## YOUR GOAL
Write out every entry exactly as it stands.

--- START OF DATASET ---

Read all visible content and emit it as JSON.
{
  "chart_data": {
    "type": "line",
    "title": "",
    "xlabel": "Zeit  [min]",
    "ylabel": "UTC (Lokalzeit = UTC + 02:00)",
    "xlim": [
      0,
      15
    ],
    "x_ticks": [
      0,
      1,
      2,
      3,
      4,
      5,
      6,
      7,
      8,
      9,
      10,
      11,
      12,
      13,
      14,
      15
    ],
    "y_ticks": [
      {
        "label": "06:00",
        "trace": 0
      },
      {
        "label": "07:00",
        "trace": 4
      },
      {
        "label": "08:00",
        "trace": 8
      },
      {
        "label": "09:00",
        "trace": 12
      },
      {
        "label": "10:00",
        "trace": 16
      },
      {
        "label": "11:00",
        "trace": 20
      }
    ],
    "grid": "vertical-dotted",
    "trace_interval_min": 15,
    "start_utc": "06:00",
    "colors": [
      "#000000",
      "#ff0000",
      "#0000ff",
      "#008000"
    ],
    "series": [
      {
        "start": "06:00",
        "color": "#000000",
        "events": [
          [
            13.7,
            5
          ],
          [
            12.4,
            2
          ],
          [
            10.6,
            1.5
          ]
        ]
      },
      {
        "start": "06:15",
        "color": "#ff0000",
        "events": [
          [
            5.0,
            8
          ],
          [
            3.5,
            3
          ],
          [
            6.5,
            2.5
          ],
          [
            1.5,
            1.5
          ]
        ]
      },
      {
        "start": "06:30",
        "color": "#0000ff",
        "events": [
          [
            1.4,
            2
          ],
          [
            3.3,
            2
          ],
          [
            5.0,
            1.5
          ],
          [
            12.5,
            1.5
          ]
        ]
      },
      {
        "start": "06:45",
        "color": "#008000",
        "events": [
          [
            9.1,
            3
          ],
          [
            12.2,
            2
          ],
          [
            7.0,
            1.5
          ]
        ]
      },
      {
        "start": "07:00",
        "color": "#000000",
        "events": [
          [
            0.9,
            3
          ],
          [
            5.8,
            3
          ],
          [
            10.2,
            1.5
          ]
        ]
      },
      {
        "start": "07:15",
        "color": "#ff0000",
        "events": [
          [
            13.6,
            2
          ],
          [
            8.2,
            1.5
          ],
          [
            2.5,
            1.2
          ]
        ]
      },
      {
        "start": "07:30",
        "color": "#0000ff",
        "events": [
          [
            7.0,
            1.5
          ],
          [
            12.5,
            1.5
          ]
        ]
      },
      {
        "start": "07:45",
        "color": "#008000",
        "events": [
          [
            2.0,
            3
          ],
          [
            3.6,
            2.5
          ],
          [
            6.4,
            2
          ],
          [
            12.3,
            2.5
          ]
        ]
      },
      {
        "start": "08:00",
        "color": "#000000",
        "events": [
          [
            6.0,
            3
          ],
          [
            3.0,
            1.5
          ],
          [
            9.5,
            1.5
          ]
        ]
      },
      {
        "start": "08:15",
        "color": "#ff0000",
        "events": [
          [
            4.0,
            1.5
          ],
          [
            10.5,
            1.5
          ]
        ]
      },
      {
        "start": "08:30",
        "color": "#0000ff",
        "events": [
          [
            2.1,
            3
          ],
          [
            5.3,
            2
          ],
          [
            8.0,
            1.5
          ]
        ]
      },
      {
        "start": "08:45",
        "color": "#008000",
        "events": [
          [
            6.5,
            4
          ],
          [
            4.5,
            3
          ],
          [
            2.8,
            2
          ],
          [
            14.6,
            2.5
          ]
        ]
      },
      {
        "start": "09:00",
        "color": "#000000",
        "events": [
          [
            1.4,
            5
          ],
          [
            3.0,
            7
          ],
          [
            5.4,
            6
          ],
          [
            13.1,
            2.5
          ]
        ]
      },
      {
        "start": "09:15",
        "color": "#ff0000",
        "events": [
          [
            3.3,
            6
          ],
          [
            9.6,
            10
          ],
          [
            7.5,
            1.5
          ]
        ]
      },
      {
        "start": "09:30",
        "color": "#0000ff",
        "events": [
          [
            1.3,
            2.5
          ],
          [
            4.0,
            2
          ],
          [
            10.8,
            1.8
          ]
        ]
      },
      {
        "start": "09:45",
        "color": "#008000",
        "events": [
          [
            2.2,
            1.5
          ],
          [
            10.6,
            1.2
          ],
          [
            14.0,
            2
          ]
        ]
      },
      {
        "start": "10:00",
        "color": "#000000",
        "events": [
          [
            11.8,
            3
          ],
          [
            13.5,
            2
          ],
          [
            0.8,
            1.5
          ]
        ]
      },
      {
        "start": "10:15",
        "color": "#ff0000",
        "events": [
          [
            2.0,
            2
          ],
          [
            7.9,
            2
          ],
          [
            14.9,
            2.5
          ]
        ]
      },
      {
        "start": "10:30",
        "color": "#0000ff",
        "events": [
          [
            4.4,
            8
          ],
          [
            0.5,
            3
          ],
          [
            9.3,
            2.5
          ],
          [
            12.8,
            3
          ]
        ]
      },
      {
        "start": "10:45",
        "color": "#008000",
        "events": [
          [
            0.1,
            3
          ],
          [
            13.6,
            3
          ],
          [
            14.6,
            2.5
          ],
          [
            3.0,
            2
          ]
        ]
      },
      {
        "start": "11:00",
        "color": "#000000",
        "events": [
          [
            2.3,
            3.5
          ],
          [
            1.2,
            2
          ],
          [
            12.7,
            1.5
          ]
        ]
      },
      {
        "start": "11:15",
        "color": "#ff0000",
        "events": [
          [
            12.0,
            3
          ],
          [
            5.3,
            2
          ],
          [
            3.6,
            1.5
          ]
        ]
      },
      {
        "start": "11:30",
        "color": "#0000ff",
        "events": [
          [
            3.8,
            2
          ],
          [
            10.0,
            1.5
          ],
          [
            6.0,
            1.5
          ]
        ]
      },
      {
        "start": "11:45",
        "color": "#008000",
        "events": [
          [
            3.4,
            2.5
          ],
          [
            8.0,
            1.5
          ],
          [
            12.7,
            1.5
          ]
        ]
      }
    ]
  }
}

--- END OF DATASET ---

## WRITTEN RESPONSE
Read all visible content and emit it as JSON.
{
  "chart_data": {
    "type": "line",
    "title": "",
    "xlabel": "Zeit  [min]",
    "ylabel": "UTC (Lokalzeit = UTC + 02:00)",
    "xlim": [
      0,
      15
    ],
    "x_ticks": [
      0,
      1,
      2,
      3,
      4,
      5,
      6,
      7,
      8,
      9,
      10,
      11,
      12,
      13,
      14,
      15
    ],
    "y_ticks": [
      {
        "label": "06:00",
        "trace": 0
      },
      {
        "label": "07:00",
        "trace": 4
      },
      {
        "label": "08:00",
        "trace": 8
      },
      {
        "label": "09:00",
        "trace": 12
      },
      {
        "label": "10:00",
        "trace": 16
      },
      {
        "label": "11:00",
        "trace": 20
      }
    ],
    "grid": "vertical-dotted",
    "trace_interval_min": 15,
    "start_utc": "06:00",
    "colors": [
      "#000000",
      "#ff0000",
      "#0000ff",
      "#008000"
    ],
    "series": [
      {
        "start": "06:00",
        "color": "#000000",
        "events": [
          [
            13.7,
            5
          ],
          [
            12.4,
            2
          ],
          [
            10.6,
            1.5
          ]
        ]
      },
      {
        "start": "06:15",
        "color": "#ff0000",
        "events": [
          [
            5.0,
            8
          ],
          [
            3.5,
            3
          ],
          [
            6.5,
            2.5
          ],
          [
            1.5,
            1.5
          ]
        ]
      },
      {
        "start": "06:30",
        "color": "#0000ff",
        "events": [
          [
            1.4,
            2
          ],
          [
            3.3,
            2
          ],
          [
            5.0,
            1.5
          ],
          [
            12.5,
            1.5
          ]
        ]
      },
      {
        "start": "06:45",
        "color": "#008000",
        "events": [
          [
            9.1,
            3
          ],
          [
            12.2,
            2
          ],
          [
            7.0,
            1.5
          ]
        ]
      },
      {
        "start": "07:00",
        "color": "#000000",
        "events": [
          [
            0.9,
            3
          ],
          [
            5.8,
            3
          ],
          [
            10.2,
            1.5
          ]
        ]
      },
      {
        "start": "07:15",
        "color": "#ff0000",
        "events": [
          [
            13.6,
            2
          ],
          [
            8.2,
            1.5
          ],
          [
            2.5,
            1.2
          ]
        ]
      },
      {
        "start": "07:30",
        "color": "#0000ff",
        "events": [
          [
            7.0,
            1.5
          ],
          [
            12.5,
            1.5
          ]
        ]
      },
      {
        "start": "07:45",
        "color": "#008000",
        "events": [
          [
            2.0,
            3
          ],
          [
            3.6,
            2.5
          ],
          [
            6.4,
            2
          ],
          [
            12.3,
            2.5
          ]
        ]
      },
      {
        "start": "08:00",
        "color": "#000000",
        "events": [
          [
            6.0,
            3
          ],
          [
            3.0,
            1.5
          ],
          [
            9.5,
            1.5
          ]
        ]
      },
      {
        "start": "08:15",
        "color": "#ff0000",
        "events": [
          [
            4.0,
            1.5
          ],
          [
            10.5,
            1.5
          ]
        ]
      },
      {
        "start": "08:30",
        "color": "#0000ff",
        "events": [
          [
            2.1,
            3
          ],
          [
            5.3,
            2
          ],
          [
            8.0,
            1.5
          ]
        ]
      },
      {
        "start": "08:45",
        "color": "#008000",
        "events": [
          [
            6.5,
            4
          ],
          [
            4.5,
            3
          ],
          [
            2.8,
            2
          ],
          [
            14.6,
            2.5
          ]
        ]
      },
      {
        "start": "09:00",
        "color": "#000000",
        "events": [
          [
            1.4,
            5
          ],
          [
            3.0,
            7
          ],
          [
            5.4,
            6
          ],
          [
            13.1,
            2.5
          ]
        ]
      },
      {
        "start": "09:15",
        "color": "#ff0000",
        "events": [
          [
            3.3,
            6
          ],
          [
            9.6,
            10
          ],
          [
            7.5,
            1.5
          ]
        ]
      },
      {
        "start": "09:30",
        "color": "#0000ff",
        "events": [
          [
            1.3,
            2.5
          ],
          [
            4.0,
            2
          ],
          [
            10.8,
            1.8
          ]
        ]
      },
      {
        "start": "09:45",
        "color": "#008000",
        "events": [
          [
            2.2,
            1.5
          ],
          [
            10.6,
            1.2
          ],
          [
            14.0,
            2
          ]
        ]
      },
      {
        "start": "10:00",
        "color": "#000000",
        "events": [
          [
            11.8,
            3
          ],
          [
            13.5,
            2
          ],
          [
            0.8,
            1.5
          ]
        ]
      },
      {
        "start": "10:15",
        "color": "#ff0000",
        "events": [
          [
            2.0,
            2
          ],
          [
            7.9,
            2
          ],
          [
            14.9,
            2.5
          ]
        ]
      },
      {
        "start": "10:30",
        "color": "#0000ff",
        "events": [
          [
            4.4,
            8
          ],
          [
            0.5,
            3
          ],
          [
            9.3,
            2.5
          ],
          [
            12.8,
            3
          ]
        ]
      },
      {
        "start": "10:45",
        "color": "#008000",
        "events": [
          [
            0.1,
            3
          ],
          [
            13.6,
            3
          ],
          [
            14.6,
            2.5
          ],
          [
            3.0,
            2
          ]
        ]
      },
      {
        "start": "11:00",
        "color": "#000000",
        "events": [
          [
            2.3,
            3.5
          ],
          [
            1.2,
            2
          ],
          [
            12.7,
            1.5
          ]
        ]
      },
      {
        "start": "11:15",
        "color": "#ff0000",
        "events": [
          [
            12.0,
            3
          ],
          [
            5.3,
            2
          ],
          [
            3.6,
            1.5
          ]
        ]
      },
      {
        "start": "11:30",
        "color": "#0000ff",
        "events": [
          [
            3.8,
            2
          ],
          [
            10.0,
            1.5
          ],
          [
            6.0,
            1.5
          ]
        ]
      },
      {
        "start": "11:45",
        "color": "#008000",
        "events": [
          [
            3.4,
            2.5
          ],
          [
            8.0,
            1.5
          ],
          [
            12.7,
            1.5
          ]
        ]
      }
    ]
  }
}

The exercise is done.